[Stored data]
--------------------------------------------------
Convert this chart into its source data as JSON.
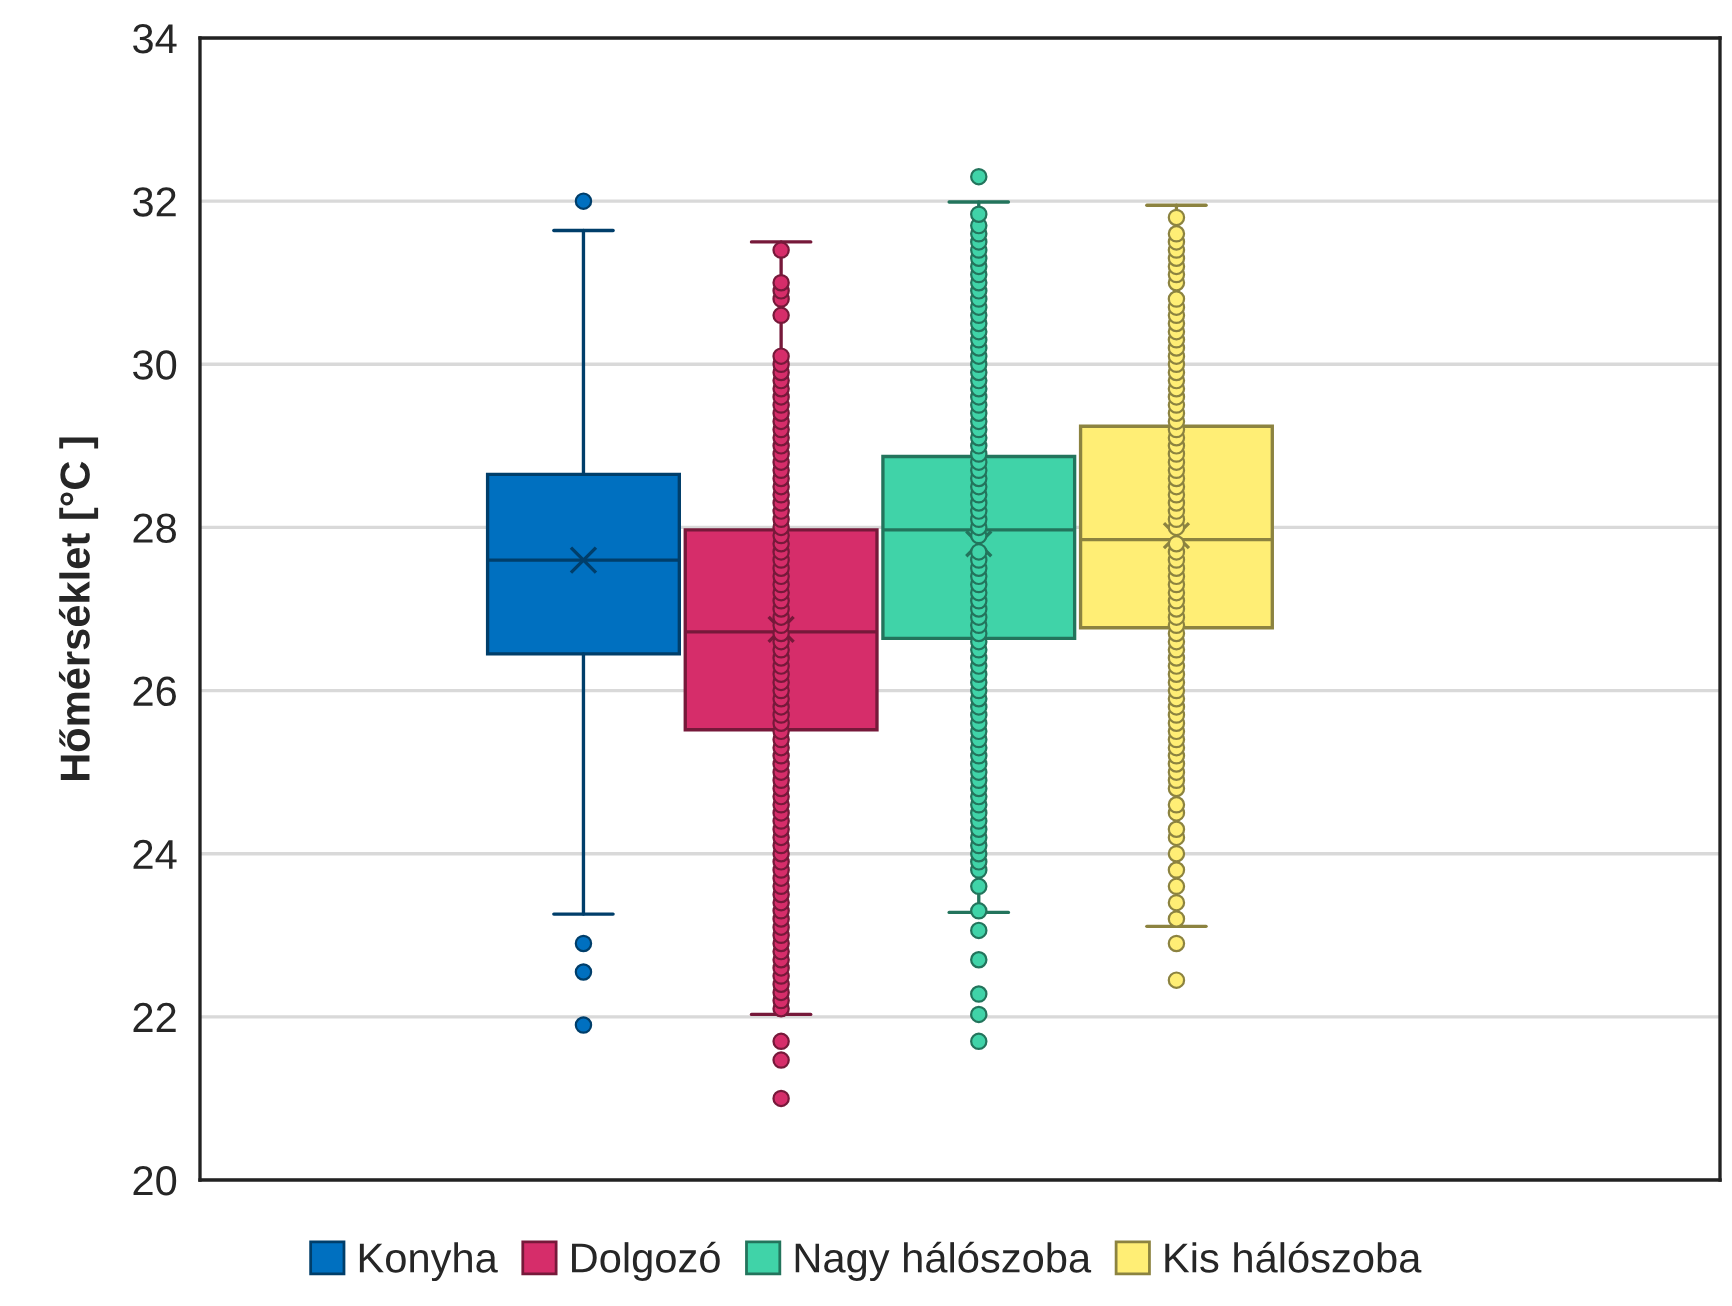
{
  "chart_data": {
    "type": "box",
    "ylabel": "Hőmérséklet [°C ]",
    "categories": [
      null
    ],
    "ylim": [
      20,
      34
    ],
    "yticks": [
      20,
      22,
      24,
      26,
      28,
      30,
      32,
      34
    ],
    "grid": "y",
    "legend": "bottom",
    "marker": "circle",
    "series": [
      {
        "name": "Konyha",
        "color": "#0070c0",
        "boxes": [
          {
            "low": 23.26,
            "q1": 26.45,
            "median": 27.6,
            "q3": 28.65,
            "high": 31.64,
            "mean": 27.6,
            "outliers": [
              32.0,
              22.9,
              22.55,
              21.9
            ]
          }
        ]
      },
      {
        "name": "Dolgozó",
        "color": "#d62d6a",
        "boxes": [
          {
            "low": 22.03,
            "q1": 25.52,
            "median": 26.72,
            "q3": 27.97,
            "high": 31.5,
            "mean": 26.75,
            "outliers": [
              21.7,
              21.47,
              21.0,
              22.1,
              22.2,
              22.3,
              22.4,
              22.5,
              22.6,
              22.7,
              22.8,
              22.9,
              23.0,
              23.1,
              23.2,
              23.3,
              23.4,
              23.5,
              23.6,
              23.7,
              23.8,
              23.9,
              24.0,
              24.1,
              24.2,
              24.3,
              24.4,
              24.5,
              24.6,
              24.7,
              24.8,
              24.9,
              25.0,
              25.1,
              25.2,
              25.3,
              25.4,
              25.5,
              25.6,
              25.7,
              25.8,
              25.9,
              26.0,
              26.1,
              26.2,
              26.3,
              26.4,
              26.5,
              26.6,
              26.7,
              26.8,
              26.9,
              27.0,
              27.1,
              27.2,
              27.3,
              27.4,
              27.5,
              27.6,
              27.7,
              27.8,
              27.9,
              28.0,
              28.1,
              28.2,
              28.3,
              28.4,
              28.5,
              28.6,
              28.7,
              28.8,
              28.9,
              29.0,
              29.1,
              29.2,
              29.3,
              29.4,
              29.5,
              29.6,
              29.7,
              29.8,
              29.9,
              30.0,
              30.1,
              30.6,
              30.8,
              30.9,
              31.0,
              31.4
            ]
          }
        ]
      },
      {
        "name": "Nagy hálószoba",
        "color": "#40d3a8",
        "boxes": [
          {
            "low": 23.28,
            "q1": 26.64,
            "median": 27.97,
            "q3": 28.87,
            "high": 31.99,
            "mean": 27.8,
            "outliers": [
              32.3,
              23.06,
              22.7,
              22.28,
              22.03,
              21.7,
              23.3,
              23.6,
              23.8,
              23.9,
              24.0,
              24.1,
              24.2,
              24.3,
              24.4,
              24.5,
              24.6,
              24.7,
              24.8,
              24.9,
              25.0,
              25.1,
              25.2,
              25.3,
              25.4,
              25.5,
              25.6,
              25.7,
              25.8,
              25.9,
              26.0,
              26.1,
              26.2,
              26.3,
              26.4,
              26.5,
              26.6,
              26.7,
              26.8,
              26.9,
              27.0,
              27.1,
              27.2,
              27.3,
              27.4,
              27.5,
              27.6,
              27.7,
              27.9,
              28.0,
              28.1,
              28.2,
              28.3,
              28.4,
              28.5,
              28.6,
              28.7,
              28.8,
              28.9,
              29.0,
              29.1,
              29.2,
              29.3,
              29.4,
              29.5,
              29.6,
              29.7,
              29.8,
              29.9,
              30.0,
              30.1,
              30.2,
              30.3,
              30.4,
              30.5,
              30.6,
              30.7,
              30.8,
              30.9,
              31.0,
              31.1,
              31.2,
              31.3,
              31.4,
              31.5,
              31.6,
              31.7,
              31.84
            ]
          }
        ]
      },
      {
        "name": "Kis hálószoba",
        "color": "#ffee75",
        "boxes": [
          {
            "low": 23.11,
            "q1": 26.77,
            "median": 27.85,
            "q3": 29.24,
            "high": 31.95,
            "mean": 27.9,
            "outliers": [
              22.9,
              22.45,
              23.2,
              23.4,
              23.6,
              23.8,
              24.0,
              24.2,
              24.3,
              24.5,
              24.6,
              24.8,
              24.9,
              25.0,
              25.1,
              25.2,
              25.3,
              25.4,
              25.5,
              25.6,
              25.7,
              25.8,
              25.9,
              26.0,
              26.1,
              26.2,
              26.3,
              26.4,
              26.5,
              26.6,
              26.7,
              26.8,
              26.9,
              27.0,
              27.1,
              27.2,
              27.3,
              27.4,
              27.5,
              27.6,
              27.7,
              27.8,
              28.0,
              28.1,
              28.2,
              28.3,
              28.4,
              28.5,
              28.6,
              28.7,
              28.8,
              28.9,
              29.0,
              29.1,
              29.2,
              29.3,
              29.4,
              29.5,
              29.6,
              29.7,
              29.8,
              29.9,
              30.0,
              30.1,
              30.2,
              30.3,
              30.4,
              30.5,
              30.6,
              30.7,
              30.8,
              31.0,
              31.1,
              31.2,
              31.3,
              31.4,
              31.5,
              31.6,
              31.8
            ]
          }
        ]
      }
    ]
  }
}
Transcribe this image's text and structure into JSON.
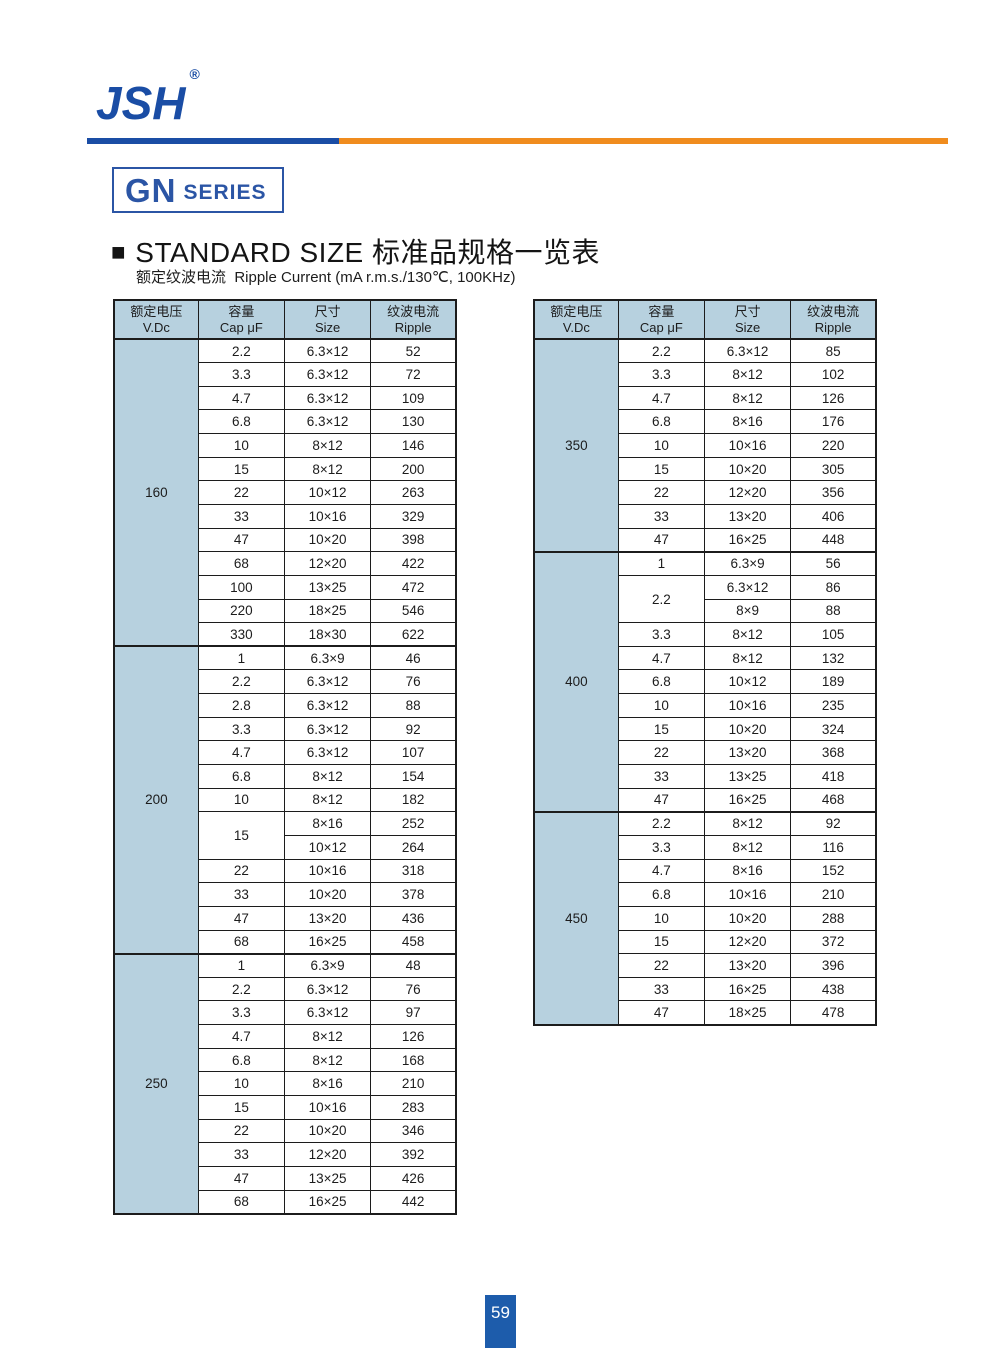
{
  "brand": {
    "name": "JSH",
    "registered": "®"
  },
  "series": {
    "main": "GN",
    "sub": "SERIES"
  },
  "heading": {
    "marker": "■",
    "text": "STANDARD SIZE 标准品规格一览表"
  },
  "subtitle": {
    "text": "额定纹波电流  Ripple Current (mA r.m.s./130℃, 100KHz)"
  },
  "footer": {
    "page_number": "59"
  },
  "colors": {
    "accent_blue": "#1a4da5",
    "accent_orange": "#f08c1e",
    "series_blue": "#2b55a5",
    "table_fill": "#b7d1df",
    "border_dark": "#1c1c1c",
    "badge_blue": "#1d5cab"
  },
  "columns": {
    "voltage_zh": "额定电压",
    "voltage_en": "V.Dc",
    "cap_zh": "容量",
    "cap_en": "Cap  μF",
    "size_zh": "尺寸",
    "size_en": "Size",
    "ripple_zh": "纹波电流",
    "ripple_en": "Ripple"
  },
  "tables": [
    {
      "groups": [
        {
          "voltage": "160",
          "rows": [
            {
              "cap": "2.2",
              "cells": [
                [
                  "6.3×12",
                  "52"
                ]
              ]
            },
            {
              "cap": "3.3",
              "cells": [
                [
                  "6.3×12",
                  "72"
                ]
              ]
            },
            {
              "cap": "4.7",
              "cells": [
                [
                  "6.3×12",
                  "109"
                ]
              ]
            },
            {
              "cap": "6.8",
              "cells": [
                [
                  "6.3×12",
                  "130"
                ]
              ]
            },
            {
              "cap": "10",
              "cells": [
                [
                  "8×12",
                  "146"
                ]
              ]
            },
            {
              "cap": "15",
              "cells": [
                [
                  "8×12",
                  "200"
                ]
              ]
            },
            {
              "cap": "22",
              "cells": [
                [
                  "10×12",
                  "263"
                ]
              ]
            },
            {
              "cap": "33",
              "cells": [
                [
                  "10×16",
                  "329"
                ]
              ]
            },
            {
              "cap": "47",
              "cells": [
                [
                  "10×20",
                  "398"
                ]
              ]
            },
            {
              "cap": "68",
              "cells": [
                [
                  "12×20",
                  "422"
                ]
              ]
            },
            {
              "cap": "100",
              "cells": [
                [
                  "13×25",
                  "472"
                ]
              ]
            },
            {
              "cap": "220",
              "cells": [
                [
                  "18×25",
                  "546"
                ]
              ]
            },
            {
              "cap": "330",
              "cells": [
                [
                  "18×30",
                  "622"
                ]
              ]
            }
          ]
        },
        {
          "voltage": "200",
          "rows": [
            {
              "cap": "1",
              "cells": [
                [
                  "6.3×9",
                  "46"
                ]
              ]
            },
            {
              "cap": "2.2",
              "cells": [
                [
                  "6.3×12",
                  "76"
                ]
              ]
            },
            {
              "cap": "2.8",
              "cells": [
                [
                  "6.3×12",
                  "88"
                ]
              ]
            },
            {
              "cap": "3.3",
              "cells": [
                [
                  "6.3×12",
                  "92"
                ]
              ]
            },
            {
              "cap": "4.7",
              "cells": [
                [
                  "6.3×12",
                  "107"
                ]
              ]
            },
            {
              "cap": "6.8",
              "cells": [
                [
                  "8×12",
                  "154"
                ]
              ]
            },
            {
              "cap": "10",
              "cells": [
                [
                  "8×12",
                  "182"
                ]
              ]
            },
            {
              "cap": "15",
              "cells": [
                [
                  "8×16",
                  "252"
                ],
                [
                  "10×12",
                  "264"
                ]
              ]
            },
            {
              "cap": "22",
              "cells": [
                [
                  "10×16",
                  "318"
                ]
              ]
            },
            {
              "cap": "33",
              "cells": [
                [
                  "10×20",
                  "378"
                ]
              ]
            },
            {
              "cap": "47",
              "cells": [
                [
                  "13×20",
                  "436"
                ]
              ]
            },
            {
              "cap": "68",
              "cells": [
                [
                  "16×25",
                  "458"
                ]
              ]
            }
          ]
        },
        {
          "voltage": "250",
          "rows": [
            {
              "cap": "1",
              "cells": [
                [
                  "6.3×9",
                  "48"
                ]
              ]
            },
            {
              "cap": "2.2",
              "cells": [
                [
                  "6.3×12",
                  "76"
                ]
              ]
            },
            {
              "cap": "3.3",
              "cells": [
                [
                  "6.3×12",
                  "97"
                ]
              ]
            },
            {
              "cap": "4.7",
              "cells": [
                [
                  "8×12",
                  "126"
                ]
              ]
            },
            {
              "cap": "6.8",
              "cells": [
                [
                  "8×12",
                  "168"
                ]
              ]
            },
            {
              "cap": "10",
              "cells": [
                [
                  "8×16",
                  "210"
                ]
              ]
            },
            {
              "cap": "15",
              "cells": [
                [
                  "10×16",
                  "283"
                ]
              ]
            },
            {
              "cap": "22",
              "cells": [
                [
                  "10×20",
                  "346"
                ]
              ]
            },
            {
              "cap": "33",
              "cells": [
                [
                  "12×20",
                  "392"
                ]
              ]
            },
            {
              "cap": "47",
              "cells": [
                [
                  "13×25",
                  "426"
                ]
              ]
            },
            {
              "cap": "68",
              "cells": [
                [
                  "16×25",
                  "442"
                ]
              ]
            }
          ]
        }
      ]
    },
    {
      "groups": [
        {
          "voltage": "350",
          "rows": [
            {
              "cap": "2.2",
              "cells": [
                [
                  "6.3×12",
                  "85"
                ]
              ]
            },
            {
              "cap": "3.3",
              "cells": [
                [
                  "8×12",
                  "102"
                ]
              ]
            },
            {
              "cap": "4.7",
              "cells": [
                [
                  "8×12",
                  "126"
                ]
              ]
            },
            {
              "cap": "6.8",
              "cells": [
                [
                  "8×16",
                  "176"
                ]
              ]
            },
            {
              "cap": "10",
              "cells": [
                [
                  "10×16",
                  "220"
                ]
              ]
            },
            {
              "cap": "15",
              "cells": [
                [
                  "10×20",
                  "305"
                ]
              ]
            },
            {
              "cap": "22",
              "cells": [
                [
                  "12×20",
                  "356"
                ]
              ]
            },
            {
              "cap": "33",
              "cells": [
                [
                  "13×20",
                  "406"
                ]
              ]
            },
            {
              "cap": "47",
              "cells": [
                [
                  "16×25",
                  "448"
                ]
              ]
            }
          ]
        },
        {
          "voltage": "400",
          "rows": [
            {
              "cap": "1",
              "cells": [
                [
                  "6.3×9",
                  "56"
                ]
              ]
            },
            {
              "cap": "2.2",
              "cells": [
                [
                  "6.3×12",
                  "86"
                ],
                [
                  "8×9",
                  "88"
                ]
              ]
            },
            {
              "cap": "3.3",
              "cells": [
                [
                  "8×12",
                  "105"
                ]
              ]
            },
            {
              "cap": "4.7",
              "cells": [
                [
                  "8×12",
                  "132"
                ]
              ]
            },
            {
              "cap": "6.8",
              "cells": [
                [
                  "10×12",
                  "189"
                ]
              ]
            },
            {
              "cap": "10",
              "cells": [
                [
                  "10×16",
                  "235"
                ]
              ]
            },
            {
              "cap": "15",
              "cells": [
                [
                  "10×20",
                  "324"
                ]
              ]
            },
            {
              "cap": "22",
              "cells": [
                [
                  "13×20",
                  "368"
                ]
              ]
            },
            {
              "cap": "33",
              "cells": [
                [
                  "13×25",
                  "418"
                ]
              ]
            },
            {
              "cap": "47",
              "cells": [
                [
                  "16×25",
                  "468"
                ]
              ]
            }
          ]
        },
        {
          "voltage": "450",
          "rows": [
            {
              "cap": "2.2",
              "cells": [
                [
                  "8×12",
                  "92"
                ]
              ]
            },
            {
              "cap": "3.3",
              "cells": [
                [
                  "8×12",
                  "116"
                ]
              ]
            },
            {
              "cap": "4.7",
              "cells": [
                [
                  "8×16",
                  "152"
                ]
              ]
            },
            {
              "cap": "6.8",
              "cells": [
                [
                  "10×16",
                  "210"
                ]
              ]
            },
            {
              "cap": "10",
              "cells": [
                [
                  "10×20",
                  "288"
                ]
              ]
            },
            {
              "cap": "15",
              "cells": [
                [
                  "12×20",
                  "372"
                ]
              ]
            },
            {
              "cap": "22",
              "cells": [
                [
                  "13×20",
                  "396"
                ]
              ]
            },
            {
              "cap": "33",
              "cells": [
                [
                  "16×25",
                  "438"
                ]
              ]
            },
            {
              "cap": "47",
              "cells": [
                [
                  "18×25",
                  "478"
                ]
              ]
            }
          ]
        }
      ]
    }
  ]
}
--------------------------------------------------
EXERCISE GOAL. In the entries above, count each line that holds "text". Give the total and nothing else.

OUTPUT. 3